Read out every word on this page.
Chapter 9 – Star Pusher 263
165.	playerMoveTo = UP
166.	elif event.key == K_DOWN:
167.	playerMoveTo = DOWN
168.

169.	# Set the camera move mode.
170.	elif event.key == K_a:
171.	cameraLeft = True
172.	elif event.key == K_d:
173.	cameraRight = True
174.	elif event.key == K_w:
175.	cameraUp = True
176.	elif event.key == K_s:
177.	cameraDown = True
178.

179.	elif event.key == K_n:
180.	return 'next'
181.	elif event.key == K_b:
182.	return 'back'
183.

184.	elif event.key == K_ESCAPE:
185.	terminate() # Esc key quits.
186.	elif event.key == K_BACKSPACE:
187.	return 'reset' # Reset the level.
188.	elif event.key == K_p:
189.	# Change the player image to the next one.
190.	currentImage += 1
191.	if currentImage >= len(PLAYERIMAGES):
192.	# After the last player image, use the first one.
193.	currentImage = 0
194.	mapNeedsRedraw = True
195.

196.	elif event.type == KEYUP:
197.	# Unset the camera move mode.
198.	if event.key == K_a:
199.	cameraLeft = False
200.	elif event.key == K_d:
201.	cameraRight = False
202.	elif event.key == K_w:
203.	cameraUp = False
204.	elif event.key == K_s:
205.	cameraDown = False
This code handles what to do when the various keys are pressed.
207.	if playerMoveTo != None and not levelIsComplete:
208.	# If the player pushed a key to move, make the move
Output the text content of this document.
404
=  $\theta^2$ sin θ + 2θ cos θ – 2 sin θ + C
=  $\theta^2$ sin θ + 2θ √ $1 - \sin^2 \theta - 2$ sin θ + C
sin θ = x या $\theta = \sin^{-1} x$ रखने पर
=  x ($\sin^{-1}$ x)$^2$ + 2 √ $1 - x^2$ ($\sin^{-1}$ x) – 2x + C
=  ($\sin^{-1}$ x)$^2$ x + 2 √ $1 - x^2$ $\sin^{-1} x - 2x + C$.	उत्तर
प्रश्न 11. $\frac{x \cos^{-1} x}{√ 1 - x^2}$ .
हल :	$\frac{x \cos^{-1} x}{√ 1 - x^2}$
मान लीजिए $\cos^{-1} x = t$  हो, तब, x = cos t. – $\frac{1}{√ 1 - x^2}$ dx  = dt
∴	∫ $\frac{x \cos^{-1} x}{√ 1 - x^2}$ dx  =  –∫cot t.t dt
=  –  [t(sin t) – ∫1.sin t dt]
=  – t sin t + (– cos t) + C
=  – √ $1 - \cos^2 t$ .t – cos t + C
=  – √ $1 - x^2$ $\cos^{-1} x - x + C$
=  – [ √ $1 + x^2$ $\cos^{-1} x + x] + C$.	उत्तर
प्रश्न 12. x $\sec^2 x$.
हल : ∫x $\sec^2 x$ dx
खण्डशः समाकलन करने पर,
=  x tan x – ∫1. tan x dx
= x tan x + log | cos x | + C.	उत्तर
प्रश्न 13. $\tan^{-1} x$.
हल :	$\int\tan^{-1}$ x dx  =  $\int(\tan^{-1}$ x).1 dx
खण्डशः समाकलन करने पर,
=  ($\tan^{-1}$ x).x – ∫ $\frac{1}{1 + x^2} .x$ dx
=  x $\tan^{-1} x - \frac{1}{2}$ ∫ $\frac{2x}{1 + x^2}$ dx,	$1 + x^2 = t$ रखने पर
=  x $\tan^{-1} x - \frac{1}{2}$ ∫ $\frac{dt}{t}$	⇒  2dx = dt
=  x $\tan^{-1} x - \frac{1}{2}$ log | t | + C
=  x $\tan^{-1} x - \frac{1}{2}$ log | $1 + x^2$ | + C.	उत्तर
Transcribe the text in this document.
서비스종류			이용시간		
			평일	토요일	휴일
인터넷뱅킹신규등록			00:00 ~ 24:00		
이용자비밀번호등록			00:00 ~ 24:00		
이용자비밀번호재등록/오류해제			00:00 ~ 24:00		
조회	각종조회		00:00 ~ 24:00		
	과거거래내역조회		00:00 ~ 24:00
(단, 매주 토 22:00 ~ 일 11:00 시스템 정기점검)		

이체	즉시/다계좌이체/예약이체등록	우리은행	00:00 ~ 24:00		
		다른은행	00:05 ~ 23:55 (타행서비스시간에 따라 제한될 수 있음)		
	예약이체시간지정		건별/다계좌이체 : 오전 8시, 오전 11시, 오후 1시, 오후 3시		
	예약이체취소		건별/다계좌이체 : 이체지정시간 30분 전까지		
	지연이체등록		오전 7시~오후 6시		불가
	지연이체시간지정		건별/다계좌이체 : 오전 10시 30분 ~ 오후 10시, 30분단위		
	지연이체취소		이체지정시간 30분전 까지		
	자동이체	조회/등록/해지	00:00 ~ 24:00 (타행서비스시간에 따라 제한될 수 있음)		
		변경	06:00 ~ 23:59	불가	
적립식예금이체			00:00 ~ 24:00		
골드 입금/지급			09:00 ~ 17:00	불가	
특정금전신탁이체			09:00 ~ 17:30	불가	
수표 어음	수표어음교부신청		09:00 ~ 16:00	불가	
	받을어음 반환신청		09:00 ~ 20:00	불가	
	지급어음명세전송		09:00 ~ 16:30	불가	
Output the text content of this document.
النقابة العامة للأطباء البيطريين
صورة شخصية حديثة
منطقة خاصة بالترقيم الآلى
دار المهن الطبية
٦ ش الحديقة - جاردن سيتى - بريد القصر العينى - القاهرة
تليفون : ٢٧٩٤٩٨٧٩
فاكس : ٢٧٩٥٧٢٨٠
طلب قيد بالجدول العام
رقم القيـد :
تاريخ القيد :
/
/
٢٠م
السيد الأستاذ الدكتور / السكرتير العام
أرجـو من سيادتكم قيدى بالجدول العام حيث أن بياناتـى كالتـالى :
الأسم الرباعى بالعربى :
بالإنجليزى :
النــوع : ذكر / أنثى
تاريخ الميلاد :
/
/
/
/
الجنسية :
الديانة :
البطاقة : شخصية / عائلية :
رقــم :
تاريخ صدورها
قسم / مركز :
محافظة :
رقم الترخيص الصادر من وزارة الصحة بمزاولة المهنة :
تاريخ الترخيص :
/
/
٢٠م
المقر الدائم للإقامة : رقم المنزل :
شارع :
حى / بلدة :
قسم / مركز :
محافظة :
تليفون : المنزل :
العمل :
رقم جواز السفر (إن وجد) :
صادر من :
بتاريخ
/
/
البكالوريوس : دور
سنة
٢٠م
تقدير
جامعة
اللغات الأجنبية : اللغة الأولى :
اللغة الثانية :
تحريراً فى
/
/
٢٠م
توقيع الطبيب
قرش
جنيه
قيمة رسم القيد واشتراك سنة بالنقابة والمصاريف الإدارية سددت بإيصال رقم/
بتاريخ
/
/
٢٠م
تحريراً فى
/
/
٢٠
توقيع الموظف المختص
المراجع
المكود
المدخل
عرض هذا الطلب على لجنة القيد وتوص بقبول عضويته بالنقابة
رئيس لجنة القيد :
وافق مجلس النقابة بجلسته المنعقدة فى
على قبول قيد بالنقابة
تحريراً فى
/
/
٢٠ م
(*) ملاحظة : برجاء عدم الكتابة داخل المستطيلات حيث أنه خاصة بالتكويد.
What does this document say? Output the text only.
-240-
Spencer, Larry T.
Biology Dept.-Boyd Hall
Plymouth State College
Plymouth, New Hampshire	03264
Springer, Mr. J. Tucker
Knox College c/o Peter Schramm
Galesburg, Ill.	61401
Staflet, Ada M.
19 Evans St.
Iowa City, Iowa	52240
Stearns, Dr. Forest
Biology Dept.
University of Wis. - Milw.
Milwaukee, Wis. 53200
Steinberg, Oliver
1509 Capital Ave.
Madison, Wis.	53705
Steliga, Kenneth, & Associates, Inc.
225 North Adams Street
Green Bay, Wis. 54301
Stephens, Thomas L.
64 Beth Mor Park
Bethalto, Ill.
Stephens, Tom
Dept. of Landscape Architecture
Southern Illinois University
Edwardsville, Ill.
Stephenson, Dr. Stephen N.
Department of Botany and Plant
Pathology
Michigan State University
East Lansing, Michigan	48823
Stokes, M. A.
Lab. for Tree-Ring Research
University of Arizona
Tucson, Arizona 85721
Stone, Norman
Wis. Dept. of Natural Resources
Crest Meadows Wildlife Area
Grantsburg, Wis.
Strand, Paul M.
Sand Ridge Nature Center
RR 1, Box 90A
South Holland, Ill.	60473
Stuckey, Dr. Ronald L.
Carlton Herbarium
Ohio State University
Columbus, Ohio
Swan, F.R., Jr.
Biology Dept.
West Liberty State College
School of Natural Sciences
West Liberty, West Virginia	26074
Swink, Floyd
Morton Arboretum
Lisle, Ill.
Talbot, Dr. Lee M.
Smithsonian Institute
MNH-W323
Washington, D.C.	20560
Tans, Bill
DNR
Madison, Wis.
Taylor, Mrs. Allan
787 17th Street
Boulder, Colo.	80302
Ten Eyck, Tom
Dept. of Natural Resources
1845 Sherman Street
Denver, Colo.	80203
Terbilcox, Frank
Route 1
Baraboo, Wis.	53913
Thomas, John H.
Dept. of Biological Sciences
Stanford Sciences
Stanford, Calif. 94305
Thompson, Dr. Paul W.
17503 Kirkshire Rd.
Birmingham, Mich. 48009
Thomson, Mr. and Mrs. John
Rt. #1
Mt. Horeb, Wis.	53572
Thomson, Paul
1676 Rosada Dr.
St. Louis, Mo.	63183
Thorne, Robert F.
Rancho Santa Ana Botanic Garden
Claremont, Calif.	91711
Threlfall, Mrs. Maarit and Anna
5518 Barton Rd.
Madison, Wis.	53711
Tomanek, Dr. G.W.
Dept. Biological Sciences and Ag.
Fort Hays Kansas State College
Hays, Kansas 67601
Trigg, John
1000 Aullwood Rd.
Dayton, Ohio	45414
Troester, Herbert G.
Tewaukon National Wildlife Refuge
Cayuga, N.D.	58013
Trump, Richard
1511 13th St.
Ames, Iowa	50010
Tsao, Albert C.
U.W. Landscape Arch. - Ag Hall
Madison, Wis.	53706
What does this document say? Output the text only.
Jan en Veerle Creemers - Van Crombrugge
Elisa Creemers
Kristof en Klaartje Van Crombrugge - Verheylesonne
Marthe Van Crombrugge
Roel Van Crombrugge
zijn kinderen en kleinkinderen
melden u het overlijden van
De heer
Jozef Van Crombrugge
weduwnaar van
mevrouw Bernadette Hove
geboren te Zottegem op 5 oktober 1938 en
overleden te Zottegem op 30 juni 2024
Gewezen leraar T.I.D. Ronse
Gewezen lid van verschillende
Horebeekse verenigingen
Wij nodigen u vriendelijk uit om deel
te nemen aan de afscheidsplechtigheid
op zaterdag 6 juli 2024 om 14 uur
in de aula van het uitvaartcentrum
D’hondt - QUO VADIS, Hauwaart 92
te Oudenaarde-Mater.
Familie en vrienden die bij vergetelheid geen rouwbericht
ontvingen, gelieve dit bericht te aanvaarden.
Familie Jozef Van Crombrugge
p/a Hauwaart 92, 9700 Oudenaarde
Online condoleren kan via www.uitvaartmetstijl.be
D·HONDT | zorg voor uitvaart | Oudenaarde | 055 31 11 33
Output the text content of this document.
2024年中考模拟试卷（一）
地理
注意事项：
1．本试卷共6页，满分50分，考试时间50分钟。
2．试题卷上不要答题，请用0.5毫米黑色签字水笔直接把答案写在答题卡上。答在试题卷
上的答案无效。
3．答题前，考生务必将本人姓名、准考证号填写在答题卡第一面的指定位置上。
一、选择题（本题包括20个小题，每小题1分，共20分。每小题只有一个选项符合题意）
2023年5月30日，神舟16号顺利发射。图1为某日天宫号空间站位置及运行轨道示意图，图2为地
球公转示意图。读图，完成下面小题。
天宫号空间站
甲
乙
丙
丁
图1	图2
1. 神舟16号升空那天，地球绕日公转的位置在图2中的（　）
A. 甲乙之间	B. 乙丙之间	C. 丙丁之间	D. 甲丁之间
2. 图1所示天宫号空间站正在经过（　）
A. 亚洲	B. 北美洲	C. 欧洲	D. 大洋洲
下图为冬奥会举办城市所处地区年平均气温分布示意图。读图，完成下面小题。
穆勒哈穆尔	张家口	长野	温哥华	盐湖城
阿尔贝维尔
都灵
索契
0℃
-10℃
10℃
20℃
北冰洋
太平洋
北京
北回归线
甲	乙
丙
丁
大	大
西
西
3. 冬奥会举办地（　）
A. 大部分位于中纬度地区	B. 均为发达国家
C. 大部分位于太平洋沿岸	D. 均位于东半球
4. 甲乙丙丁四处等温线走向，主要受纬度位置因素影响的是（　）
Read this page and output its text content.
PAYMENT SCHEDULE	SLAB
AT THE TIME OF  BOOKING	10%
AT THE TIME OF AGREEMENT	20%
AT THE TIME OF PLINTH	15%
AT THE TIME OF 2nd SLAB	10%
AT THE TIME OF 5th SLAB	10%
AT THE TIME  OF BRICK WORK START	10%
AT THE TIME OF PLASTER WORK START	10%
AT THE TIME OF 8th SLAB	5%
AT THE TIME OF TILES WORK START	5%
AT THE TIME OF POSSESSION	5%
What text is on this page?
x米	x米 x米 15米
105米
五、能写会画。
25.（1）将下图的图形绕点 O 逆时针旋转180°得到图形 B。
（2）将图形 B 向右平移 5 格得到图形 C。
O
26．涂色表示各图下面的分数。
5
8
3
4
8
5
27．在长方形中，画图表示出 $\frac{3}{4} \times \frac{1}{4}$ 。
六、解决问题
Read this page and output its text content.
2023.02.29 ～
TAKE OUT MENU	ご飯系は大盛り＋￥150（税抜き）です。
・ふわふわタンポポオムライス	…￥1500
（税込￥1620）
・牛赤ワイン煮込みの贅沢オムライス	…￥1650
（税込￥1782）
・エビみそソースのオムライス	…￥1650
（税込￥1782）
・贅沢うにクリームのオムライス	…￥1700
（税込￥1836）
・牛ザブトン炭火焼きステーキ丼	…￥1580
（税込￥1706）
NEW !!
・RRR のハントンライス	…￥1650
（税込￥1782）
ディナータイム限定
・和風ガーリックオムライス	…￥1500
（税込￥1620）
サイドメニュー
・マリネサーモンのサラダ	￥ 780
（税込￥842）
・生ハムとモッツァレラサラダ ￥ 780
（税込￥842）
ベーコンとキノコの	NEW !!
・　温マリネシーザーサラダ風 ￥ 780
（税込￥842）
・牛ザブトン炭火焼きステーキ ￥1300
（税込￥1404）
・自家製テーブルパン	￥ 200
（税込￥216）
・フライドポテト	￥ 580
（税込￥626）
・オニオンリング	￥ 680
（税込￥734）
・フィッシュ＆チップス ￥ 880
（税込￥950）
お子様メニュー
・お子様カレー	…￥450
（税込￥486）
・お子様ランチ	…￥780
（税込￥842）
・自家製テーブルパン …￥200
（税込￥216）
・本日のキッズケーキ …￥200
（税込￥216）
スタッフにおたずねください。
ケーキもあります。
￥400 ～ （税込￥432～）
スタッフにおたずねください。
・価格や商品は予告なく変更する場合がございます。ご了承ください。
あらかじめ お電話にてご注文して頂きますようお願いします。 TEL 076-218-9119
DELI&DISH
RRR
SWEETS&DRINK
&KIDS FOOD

## Exercise directions
Starting at the line that contains "What text is on this page?", quote each remaining line of the entries above, unchanged.

## Written solution
What text is on this page?
x米	x米 x米 15米
105米
五、能写会画。
25.（1）将下图的图形绕点 O 逆时针旋转180°得到图形 B。
（2）将图形 B 向右平移 5 格得到图形 C。
O
26．涂色表示各图下面的分数。
5
8
3
4
8
5
27．在长方形中，画图表示出 $\frac{3}{4} \times \frac{1}{4}$ 。
六、解决问题
Read this page and output its text content.
2023.02.29 ～
TAKE OUT MENU	ご飯系は大盛り＋￥150（税抜き）です。
・ふわふわタンポポオムライス	…￥1500
（税込￥1620）
・牛赤ワイン煮込みの贅沢オムライス	…￥1650
（税込￥1782）
・エビみそソースのオムライス	…￥1650
（税込￥1782）
・贅沢うにクリームのオムライス	…￥1700
（税込￥1836）
・牛ザブトン炭火焼きステーキ丼	…￥1580
（税込￥1706）
NEW !!
・RRR のハントンライス	…￥1650
（税込￥1782）
ディナータイム限定
・和風ガーリックオムライス	…￥1500
（税込￥1620）
サイドメニュー
・マリネサーモンのサラダ	￥ 780
（税込￥842）
・生ハムとモッツァレラサラダ ￥ 780
（税込￥842）
ベーコンとキノコの	NEW !!
・　温マリネシーザーサラダ風 ￥ 780
（税込￥842）
・牛ザブトン炭火焼きステーキ ￥1300
（税込￥1404）
・自家製テーブルパン	￥ 200
（税込￥216）
・フライドポテト	￥ 580
（税込￥626）
・オニオンリング	￥ 680
（税込￥734）
・フィッシュ＆チップス ￥ 880
（税込￥950）
お子様メニュー
・お子様カレー	…￥450
（税込￥486）
・お子様ランチ	…￥780
（税込￥842）
・自家製テーブルパン …￥200
（税込￥216）
・本日のキッズケーキ …￥200
（税込￥216）
スタッフにおたずねください。
ケーキもあります。
￥400 ～ （税込￥432～）
スタッフにおたずねください。
・価格や商品は予告なく変更する場合がございます。ご了承ください。
あらかじめ お電話にてご注文して頂きますようお願いします。 TEL 076-218-9119
DELI&DISH
RRR
SWEETS&DRINK
&KIDS FOOD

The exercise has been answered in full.